• **EXERCISE REQUIREMENTS**
Write out the records below once more, exactly as they stand.

[Figure collection entries]

========================

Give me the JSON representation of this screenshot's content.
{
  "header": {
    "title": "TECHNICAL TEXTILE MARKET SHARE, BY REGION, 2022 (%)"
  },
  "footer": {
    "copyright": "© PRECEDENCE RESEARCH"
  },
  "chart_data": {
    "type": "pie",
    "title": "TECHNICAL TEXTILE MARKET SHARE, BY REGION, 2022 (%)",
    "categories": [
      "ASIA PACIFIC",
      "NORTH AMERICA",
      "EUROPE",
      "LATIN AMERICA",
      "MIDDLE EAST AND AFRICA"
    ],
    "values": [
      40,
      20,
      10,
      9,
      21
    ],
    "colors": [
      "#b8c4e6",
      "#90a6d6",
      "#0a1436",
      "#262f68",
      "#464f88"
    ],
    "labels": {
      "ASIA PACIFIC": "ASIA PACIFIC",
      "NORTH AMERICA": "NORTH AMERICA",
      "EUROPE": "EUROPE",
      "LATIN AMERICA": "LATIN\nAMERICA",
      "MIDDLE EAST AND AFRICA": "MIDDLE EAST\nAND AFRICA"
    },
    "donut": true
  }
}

========================

• **ANSWER IN FULL**
Give me the JSON representation of this screenshot's content.
{
  "header": {
    "title": "TECHNICAL TEXTILE MARKET SHARE, BY REGION, 2022 (%)"
  },
  "footer": {
    "copyright": "© PRECEDENCE RESEARCH"
  },
  "chart_data": {
    "type": "pie",
    "title": "TECHNICAL TEXTILE MARKET SHARE, BY REGION, 2022 (%)",
    "categories": [
      "ASIA PACIFIC",
      "NORTH AMERICA",
      "EUROPE",
      "LATIN AMERICA",
      "MIDDLE EAST AND AFRICA"
    ],
    "values": [
      40,
      20,
      10,
      9,
      21
    ],
    "colors": [
      "#b8c4e6",
      "#90a6d6",
      "#0a1436",
      "#262f68",
      "#464f88"
    ],
    "labels": {
      "ASIA PACIFIC": "ASIA PACIFIC",
      "NORTH AMERICA": "NORTH AMERICA",
      "EUROPE": "EUROPE",
      "LATIN AMERICA": "LATIN\nAMERICA",
      "MIDDLE EAST AND AFRICA": "MIDDLE EAST\nAND AFRICA"
    },
    "donut": true
  }
}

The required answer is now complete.